> **Aim**
What follows is a listing. Return every line of it exactly.
>> begin
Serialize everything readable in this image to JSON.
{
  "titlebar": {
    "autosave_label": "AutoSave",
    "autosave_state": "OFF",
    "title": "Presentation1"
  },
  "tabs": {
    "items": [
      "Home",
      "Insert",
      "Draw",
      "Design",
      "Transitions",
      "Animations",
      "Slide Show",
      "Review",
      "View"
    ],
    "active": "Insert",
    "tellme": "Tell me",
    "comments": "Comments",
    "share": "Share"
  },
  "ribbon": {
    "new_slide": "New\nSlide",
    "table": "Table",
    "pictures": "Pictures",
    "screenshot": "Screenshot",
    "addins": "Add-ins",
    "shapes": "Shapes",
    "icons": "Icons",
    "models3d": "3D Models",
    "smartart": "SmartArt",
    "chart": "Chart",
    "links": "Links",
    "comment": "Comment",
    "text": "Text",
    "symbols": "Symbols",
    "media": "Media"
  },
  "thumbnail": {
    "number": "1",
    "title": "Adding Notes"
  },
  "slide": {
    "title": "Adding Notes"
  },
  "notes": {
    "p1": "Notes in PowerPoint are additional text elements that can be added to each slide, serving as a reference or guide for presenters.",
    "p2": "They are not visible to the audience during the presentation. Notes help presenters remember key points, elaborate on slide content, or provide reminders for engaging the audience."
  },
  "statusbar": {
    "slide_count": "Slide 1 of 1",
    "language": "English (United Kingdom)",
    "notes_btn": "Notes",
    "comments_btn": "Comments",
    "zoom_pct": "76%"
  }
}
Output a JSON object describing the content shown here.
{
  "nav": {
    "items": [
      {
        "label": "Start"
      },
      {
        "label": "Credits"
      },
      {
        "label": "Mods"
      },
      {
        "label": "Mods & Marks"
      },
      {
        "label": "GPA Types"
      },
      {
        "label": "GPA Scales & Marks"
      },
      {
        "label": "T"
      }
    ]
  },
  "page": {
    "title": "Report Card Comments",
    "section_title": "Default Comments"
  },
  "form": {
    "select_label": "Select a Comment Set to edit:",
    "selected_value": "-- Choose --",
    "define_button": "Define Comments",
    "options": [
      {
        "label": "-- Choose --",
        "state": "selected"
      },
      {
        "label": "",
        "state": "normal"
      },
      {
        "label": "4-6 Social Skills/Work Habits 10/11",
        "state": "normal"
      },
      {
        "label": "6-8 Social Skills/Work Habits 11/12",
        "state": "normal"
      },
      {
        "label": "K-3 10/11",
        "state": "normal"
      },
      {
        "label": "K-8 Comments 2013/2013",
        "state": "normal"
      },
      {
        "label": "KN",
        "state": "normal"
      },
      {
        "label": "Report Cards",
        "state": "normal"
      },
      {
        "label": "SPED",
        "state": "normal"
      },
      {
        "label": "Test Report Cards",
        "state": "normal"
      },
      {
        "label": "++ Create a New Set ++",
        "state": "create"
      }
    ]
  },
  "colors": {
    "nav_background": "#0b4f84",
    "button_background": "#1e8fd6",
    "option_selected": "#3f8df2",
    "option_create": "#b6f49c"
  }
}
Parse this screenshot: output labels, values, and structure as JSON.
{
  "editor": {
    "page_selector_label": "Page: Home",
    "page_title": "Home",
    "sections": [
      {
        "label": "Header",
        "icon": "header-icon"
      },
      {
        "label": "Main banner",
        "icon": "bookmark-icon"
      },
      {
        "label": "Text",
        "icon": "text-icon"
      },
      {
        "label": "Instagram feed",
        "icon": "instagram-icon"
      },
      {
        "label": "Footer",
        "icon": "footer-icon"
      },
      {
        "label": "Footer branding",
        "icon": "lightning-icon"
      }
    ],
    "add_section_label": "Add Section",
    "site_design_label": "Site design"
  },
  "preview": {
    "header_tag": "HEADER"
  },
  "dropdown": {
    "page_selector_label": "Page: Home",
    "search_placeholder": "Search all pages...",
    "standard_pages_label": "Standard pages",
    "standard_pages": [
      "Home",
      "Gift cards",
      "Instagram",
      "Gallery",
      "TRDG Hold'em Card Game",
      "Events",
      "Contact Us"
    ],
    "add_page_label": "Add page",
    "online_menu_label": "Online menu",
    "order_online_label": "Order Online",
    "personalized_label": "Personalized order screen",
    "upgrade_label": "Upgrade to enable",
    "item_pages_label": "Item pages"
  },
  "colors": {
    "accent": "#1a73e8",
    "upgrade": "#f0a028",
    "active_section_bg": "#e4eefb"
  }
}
>> end
> **Response**
Serialize everything readable in this image to JSON.
{
  "titlebar": {
    "autosave_label": "AutoSave",
    "autosave_state": "OFF",
    "title": "Presentation1"
  },
  "tabs": {
    "items": [
      "Home",
      "Insert",
      "Draw",
      "Design",
      "Transitions",
      "Animations",
      "Slide Show",
      "Review",
      "View"
    ],
    "active": "Insert",
    "tellme": "Tell me",
    "comments": "Comments",
    "share": "Share"
  },
  "ribbon": {
    "new_slide": "New\nSlide",
    "table": "Table",
    "pictures": "Pictures",
    "screenshot": "Screenshot",
    "addins": "Add-ins",
    "shapes": "Shapes",
    "icons": "Icons",
    "models3d": "3D Models",
    "smartart": "SmartArt",
    "chart": "Chart",
    "links": "Links",
    "comment": "Comment",
    "text": "Text",
    "symbols": "Symbols",
    "media": "Media"
  },
  "thumbnail": {
    "number": "1",
    "title": "Adding Notes"
  },
  "slide": {
    "title": "Adding Notes"
  },
  "notes": {
    "p1": "Notes in PowerPoint are additional text elements that can be added to each slide, serving as a reference or guide for presenters.",
    "p2": "They are not visible to the audience during the presentation. Notes help presenters remember key points, elaborate on slide content, or provide reminders for engaging the audience."
  },
  "statusbar": {
    "slide_count": "Slide 1 of 1",
    "language": "English (United Kingdom)",
    "notes_btn": "Notes",
    "comments_btn": "Comments",
    "zoom_pct": "76%"
  }
}
Output a JSON object describing the content shown here.
{
  "nav": {
    "items": [
      {
        "label": "Start"
      },
      {
        "label": "Credits"
      },
      {
        "label": "Mods"
      },
      {
        "label": "Mods & Marks"
      },
      {
        "label": "GPA Types"
      },
      {
        "label": "GPA Scales & Marks"
      },
      {
        "label": "T"
      }
    ]
  },
  "page": {
    "title": "Report Card Comments",
    "section_title": "Default Comments"
  },
  "form": {
    "select_label": "Select a Comment Set to edit:",
    "selected_value": "-- Choose --",
    "define_button": "Define Comments",
    "options": [
      {
        "label": "-- Choose --",
        "state": "selected"
      },
      {
        "label": "",
        "state": "normal"
      },
      {
        "label": "4-6 Social Skills/Work Habits 10/11",
        "state": "normal"
      },
      {
        "label": "6-8 Social Skills/Work Habits 11/12",
        "state": "normal"
      },
      {
        "label": "K-3 10/11",
        "state": "normal"
      },
      {
        "label": "K-8 Comments 2013/2013",
        "state": "normal"
      },
      {
        "label": "KN",
        "state": "normal"
      },
      {
        "label": "Report Cards",
        "state": "normal"
      },
      {
        "label": "SPED",
        "state": "normal"
      },
      {
        "label": "Test Report Cards",
        "state": "normal"
      },
      {
        "label": "++ Create a New Set ++",
        "state": "create"
      }
    ]
  },
  "colors": {
    "nav_background": "#0b4f84",
    "button_background": "#1e8fd6",
    "option_selected": "#3f8df2",
    "option_create": "#b6f49c"
  }
}
Parse this screenshot: output labels, values, and structure as JSON.
{
  "editor": {
    "page_selector_label": "Page: Home",
    "page_title": "Home",
    "sections": [
      {
        "label": "Header",
        "icon": "header-icon"
      },
      {
        "label": "Main banner",
        "icon": "bookmark-icon"
      },
      {
        "label": "Text",
        "icon": "text-icon"
      },
      {
        "label": "Instagram feed",
        "icon": "instagram-icon"
      },
      {
        "label": "Footer",
        "icon": "footer-icon"
      },
      {
        "label": "Footer branding",
        "icon": "lightning-icon"
      }
    ],
    "add_section_label": "Add Section",
    "site_design_label": "Site design"
  },
  "preview": {
    "header_tag": "HEADER"
  },
  "dropdown": {
    "page_selector_label": "Page: Home",
    "search_placeholder": "Search all pages...",
    "standard_pages_label": "Standard pages",
    "standard_pages": [
      "Home",
      "Gift cards",
      "Instagram",
      "Gallery",
      "TRDG Hold'em Card Game",
      "Events",
      "Contact Us"
    ],
    "add_page_label": "Add page",
    "online_menu_label": "Online menu",
    "order_online_label": "Order Online",
    "personalized_label": "Personalized order screen",
    "upgrade_label": "Upgrade to enable",
    "item_pages_label": "Item pages"
  },
  "colors": {
    "accent": "#1a73e8",
    "upgrade": "#f0a028",
    "active_section_bg": "#e4eefb"
  }
}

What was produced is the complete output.